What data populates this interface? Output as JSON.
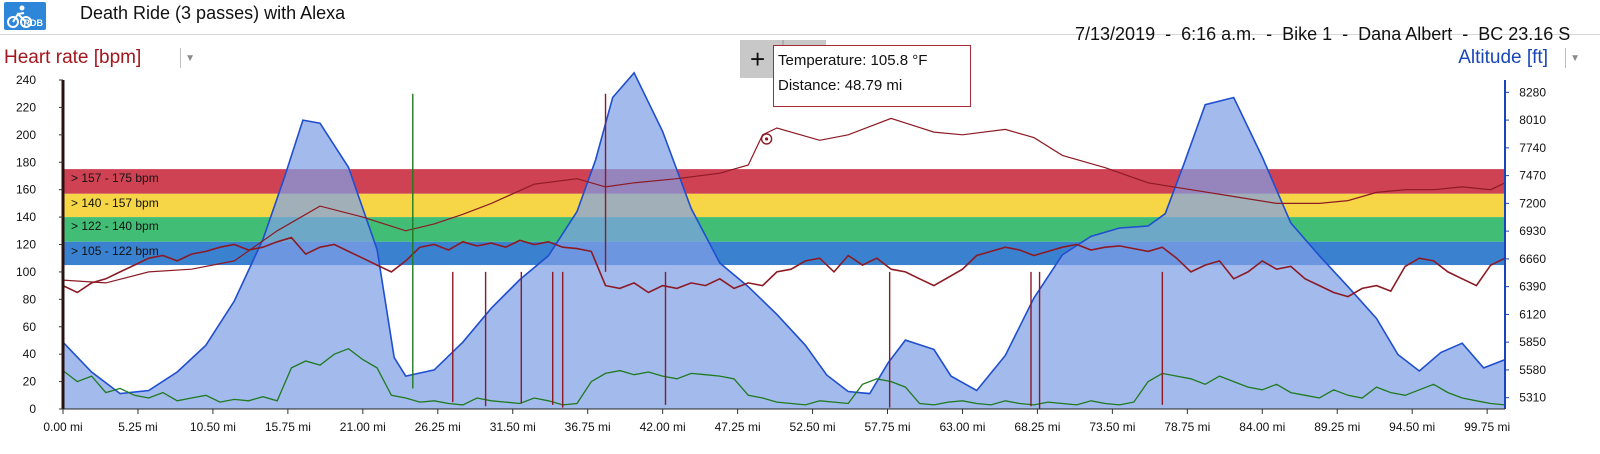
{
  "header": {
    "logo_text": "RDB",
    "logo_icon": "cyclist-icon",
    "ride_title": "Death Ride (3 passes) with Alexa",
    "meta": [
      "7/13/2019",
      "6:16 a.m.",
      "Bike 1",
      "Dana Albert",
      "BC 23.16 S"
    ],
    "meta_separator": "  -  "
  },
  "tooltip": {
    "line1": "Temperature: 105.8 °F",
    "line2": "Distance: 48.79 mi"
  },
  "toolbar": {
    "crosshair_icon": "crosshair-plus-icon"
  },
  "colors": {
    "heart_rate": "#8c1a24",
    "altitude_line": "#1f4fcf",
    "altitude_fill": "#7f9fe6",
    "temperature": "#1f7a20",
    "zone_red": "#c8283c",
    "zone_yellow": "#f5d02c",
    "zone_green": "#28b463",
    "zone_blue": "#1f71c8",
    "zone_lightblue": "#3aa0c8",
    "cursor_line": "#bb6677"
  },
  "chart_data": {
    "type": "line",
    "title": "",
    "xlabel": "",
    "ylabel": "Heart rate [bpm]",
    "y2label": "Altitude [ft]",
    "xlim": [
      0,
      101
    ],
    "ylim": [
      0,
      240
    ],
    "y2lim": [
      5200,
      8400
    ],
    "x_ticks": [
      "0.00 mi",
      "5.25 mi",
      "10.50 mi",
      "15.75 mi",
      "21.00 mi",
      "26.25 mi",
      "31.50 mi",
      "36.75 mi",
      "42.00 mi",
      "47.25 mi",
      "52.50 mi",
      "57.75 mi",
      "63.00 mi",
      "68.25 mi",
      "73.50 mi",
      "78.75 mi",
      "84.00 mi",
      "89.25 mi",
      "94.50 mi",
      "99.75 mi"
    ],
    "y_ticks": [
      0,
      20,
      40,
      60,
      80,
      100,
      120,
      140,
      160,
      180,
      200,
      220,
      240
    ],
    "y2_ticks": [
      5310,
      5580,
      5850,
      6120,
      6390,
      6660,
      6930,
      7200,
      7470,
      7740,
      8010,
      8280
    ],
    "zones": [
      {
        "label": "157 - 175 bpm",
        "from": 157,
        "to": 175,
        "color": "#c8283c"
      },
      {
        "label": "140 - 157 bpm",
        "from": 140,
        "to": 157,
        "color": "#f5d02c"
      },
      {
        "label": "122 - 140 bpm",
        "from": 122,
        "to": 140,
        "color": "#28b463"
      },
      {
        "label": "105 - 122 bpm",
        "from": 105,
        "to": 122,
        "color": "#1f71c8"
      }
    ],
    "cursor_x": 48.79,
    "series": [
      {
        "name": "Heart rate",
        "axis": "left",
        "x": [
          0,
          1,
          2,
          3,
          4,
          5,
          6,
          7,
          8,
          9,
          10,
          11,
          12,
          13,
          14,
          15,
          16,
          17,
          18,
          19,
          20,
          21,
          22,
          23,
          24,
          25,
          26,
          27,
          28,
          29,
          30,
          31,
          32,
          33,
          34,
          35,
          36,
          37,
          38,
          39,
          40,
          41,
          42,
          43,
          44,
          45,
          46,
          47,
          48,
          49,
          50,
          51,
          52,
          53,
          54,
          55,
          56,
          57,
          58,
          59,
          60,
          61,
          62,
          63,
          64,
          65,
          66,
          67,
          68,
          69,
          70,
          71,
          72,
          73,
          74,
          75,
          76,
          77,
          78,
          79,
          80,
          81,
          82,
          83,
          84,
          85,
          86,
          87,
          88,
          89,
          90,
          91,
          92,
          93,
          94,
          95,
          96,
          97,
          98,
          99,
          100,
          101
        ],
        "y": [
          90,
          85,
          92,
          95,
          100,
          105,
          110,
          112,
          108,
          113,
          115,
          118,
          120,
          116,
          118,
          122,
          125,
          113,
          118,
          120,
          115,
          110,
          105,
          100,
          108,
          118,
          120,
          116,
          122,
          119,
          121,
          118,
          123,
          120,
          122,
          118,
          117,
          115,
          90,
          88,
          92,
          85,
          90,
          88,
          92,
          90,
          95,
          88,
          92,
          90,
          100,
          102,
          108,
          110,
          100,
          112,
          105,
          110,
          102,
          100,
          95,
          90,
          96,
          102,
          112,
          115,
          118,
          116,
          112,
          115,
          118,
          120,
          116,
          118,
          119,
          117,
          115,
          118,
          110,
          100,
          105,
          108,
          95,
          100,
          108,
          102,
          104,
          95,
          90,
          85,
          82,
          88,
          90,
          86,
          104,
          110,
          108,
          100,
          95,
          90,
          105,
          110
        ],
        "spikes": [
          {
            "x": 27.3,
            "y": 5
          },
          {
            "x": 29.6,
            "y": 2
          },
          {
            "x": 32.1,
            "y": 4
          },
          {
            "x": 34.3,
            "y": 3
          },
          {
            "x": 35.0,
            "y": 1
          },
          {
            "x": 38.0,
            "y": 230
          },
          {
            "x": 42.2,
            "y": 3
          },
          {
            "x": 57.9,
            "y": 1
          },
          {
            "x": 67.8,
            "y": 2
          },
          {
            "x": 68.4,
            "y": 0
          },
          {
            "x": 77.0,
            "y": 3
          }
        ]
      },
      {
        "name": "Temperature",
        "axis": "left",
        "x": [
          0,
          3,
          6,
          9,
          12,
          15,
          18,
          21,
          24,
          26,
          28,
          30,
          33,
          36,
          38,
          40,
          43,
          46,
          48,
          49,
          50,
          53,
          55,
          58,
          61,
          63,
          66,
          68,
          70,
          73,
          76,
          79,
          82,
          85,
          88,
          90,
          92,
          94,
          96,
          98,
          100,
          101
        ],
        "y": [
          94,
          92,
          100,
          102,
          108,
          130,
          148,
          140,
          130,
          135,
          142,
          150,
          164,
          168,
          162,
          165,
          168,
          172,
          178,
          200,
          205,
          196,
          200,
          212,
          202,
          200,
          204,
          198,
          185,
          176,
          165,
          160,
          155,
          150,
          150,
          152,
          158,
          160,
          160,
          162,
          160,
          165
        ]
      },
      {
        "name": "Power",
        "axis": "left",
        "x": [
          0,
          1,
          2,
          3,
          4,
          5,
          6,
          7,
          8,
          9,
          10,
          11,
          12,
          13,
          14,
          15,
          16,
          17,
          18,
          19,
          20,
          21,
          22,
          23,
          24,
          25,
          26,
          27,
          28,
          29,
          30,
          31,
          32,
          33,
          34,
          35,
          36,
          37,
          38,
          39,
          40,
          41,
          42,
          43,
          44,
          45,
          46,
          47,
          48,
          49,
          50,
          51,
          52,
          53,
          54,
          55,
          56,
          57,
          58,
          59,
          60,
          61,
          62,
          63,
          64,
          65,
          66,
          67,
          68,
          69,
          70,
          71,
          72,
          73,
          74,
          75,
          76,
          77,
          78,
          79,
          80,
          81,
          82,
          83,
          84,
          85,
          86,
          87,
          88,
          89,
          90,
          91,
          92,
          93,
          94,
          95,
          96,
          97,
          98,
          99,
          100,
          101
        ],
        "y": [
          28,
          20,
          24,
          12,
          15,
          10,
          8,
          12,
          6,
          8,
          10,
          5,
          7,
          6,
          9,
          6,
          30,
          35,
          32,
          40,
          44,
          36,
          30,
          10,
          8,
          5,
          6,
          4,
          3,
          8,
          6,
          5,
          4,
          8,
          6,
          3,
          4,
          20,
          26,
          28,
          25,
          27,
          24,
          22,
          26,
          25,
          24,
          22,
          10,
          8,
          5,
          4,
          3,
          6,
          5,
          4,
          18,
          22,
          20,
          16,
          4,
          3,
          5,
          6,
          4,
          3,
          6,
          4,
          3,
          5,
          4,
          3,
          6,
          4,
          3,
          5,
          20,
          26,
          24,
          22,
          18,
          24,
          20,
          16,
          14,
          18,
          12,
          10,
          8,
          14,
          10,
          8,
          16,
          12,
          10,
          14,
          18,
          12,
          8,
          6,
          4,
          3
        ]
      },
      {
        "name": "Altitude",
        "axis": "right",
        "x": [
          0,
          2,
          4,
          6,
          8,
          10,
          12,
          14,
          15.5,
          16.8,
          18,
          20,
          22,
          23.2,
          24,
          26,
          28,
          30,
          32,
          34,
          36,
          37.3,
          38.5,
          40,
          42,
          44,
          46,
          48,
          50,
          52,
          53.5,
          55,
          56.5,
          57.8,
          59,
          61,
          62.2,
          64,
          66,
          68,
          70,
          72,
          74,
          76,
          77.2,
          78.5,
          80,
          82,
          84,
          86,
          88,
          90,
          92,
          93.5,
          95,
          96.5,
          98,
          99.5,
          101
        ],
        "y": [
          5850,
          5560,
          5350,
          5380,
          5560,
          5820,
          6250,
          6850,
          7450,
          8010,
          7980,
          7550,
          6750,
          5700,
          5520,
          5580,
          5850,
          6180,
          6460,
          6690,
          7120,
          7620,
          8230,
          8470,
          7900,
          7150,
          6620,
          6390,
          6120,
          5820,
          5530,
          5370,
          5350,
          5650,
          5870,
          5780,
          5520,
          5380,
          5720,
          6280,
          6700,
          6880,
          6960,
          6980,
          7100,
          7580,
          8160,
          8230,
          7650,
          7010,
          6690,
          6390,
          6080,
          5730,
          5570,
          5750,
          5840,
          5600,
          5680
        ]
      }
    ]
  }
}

================================

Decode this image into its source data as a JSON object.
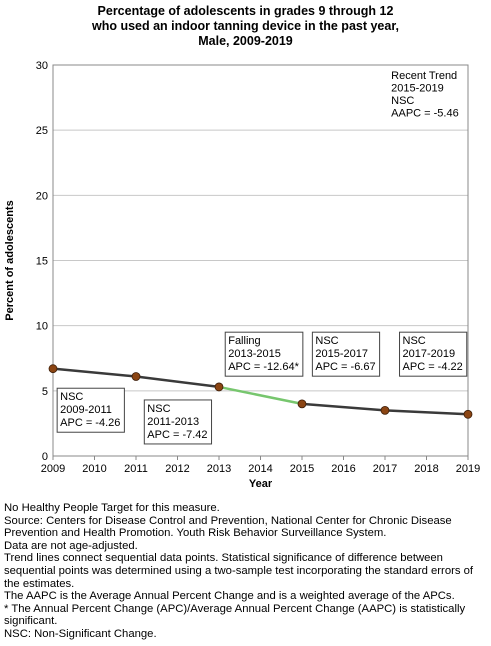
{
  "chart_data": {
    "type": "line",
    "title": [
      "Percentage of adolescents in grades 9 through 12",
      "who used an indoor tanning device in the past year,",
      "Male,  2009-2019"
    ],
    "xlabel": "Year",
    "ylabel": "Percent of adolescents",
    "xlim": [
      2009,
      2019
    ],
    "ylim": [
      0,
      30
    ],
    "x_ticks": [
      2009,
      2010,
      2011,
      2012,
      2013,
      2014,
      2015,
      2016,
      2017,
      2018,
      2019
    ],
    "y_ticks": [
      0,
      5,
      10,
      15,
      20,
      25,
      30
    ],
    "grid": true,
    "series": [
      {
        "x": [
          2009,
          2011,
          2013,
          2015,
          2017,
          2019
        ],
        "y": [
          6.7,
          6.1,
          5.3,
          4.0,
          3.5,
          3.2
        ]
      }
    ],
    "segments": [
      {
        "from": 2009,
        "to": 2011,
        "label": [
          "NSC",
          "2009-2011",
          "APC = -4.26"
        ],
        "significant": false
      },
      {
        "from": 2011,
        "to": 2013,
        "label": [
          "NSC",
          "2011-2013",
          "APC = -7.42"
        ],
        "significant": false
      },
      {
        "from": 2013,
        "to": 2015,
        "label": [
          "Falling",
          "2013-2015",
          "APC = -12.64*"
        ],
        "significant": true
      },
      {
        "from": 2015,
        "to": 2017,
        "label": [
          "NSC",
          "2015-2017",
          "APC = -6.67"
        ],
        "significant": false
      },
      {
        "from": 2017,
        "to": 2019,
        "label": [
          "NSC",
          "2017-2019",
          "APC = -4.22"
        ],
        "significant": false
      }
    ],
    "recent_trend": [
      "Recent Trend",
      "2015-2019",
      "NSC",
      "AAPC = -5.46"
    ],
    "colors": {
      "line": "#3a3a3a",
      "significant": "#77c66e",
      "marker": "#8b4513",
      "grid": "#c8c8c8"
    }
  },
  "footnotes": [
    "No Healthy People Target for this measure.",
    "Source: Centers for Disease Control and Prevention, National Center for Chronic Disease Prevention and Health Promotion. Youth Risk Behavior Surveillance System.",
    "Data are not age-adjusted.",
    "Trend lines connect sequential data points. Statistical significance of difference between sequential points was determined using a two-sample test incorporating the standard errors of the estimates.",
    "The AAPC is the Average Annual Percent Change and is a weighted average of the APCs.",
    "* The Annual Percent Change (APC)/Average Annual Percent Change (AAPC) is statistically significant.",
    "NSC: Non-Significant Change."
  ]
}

================================

• Your goal
List all lines holding the string "from".

• Expected answer
        "from": 157,
        "from": 140,
        "from": 122,
        "from": 105,
        "from": 2009,
        "from": 2011,
        "from": 2013,
        "from": 2015,
        "from": 2017,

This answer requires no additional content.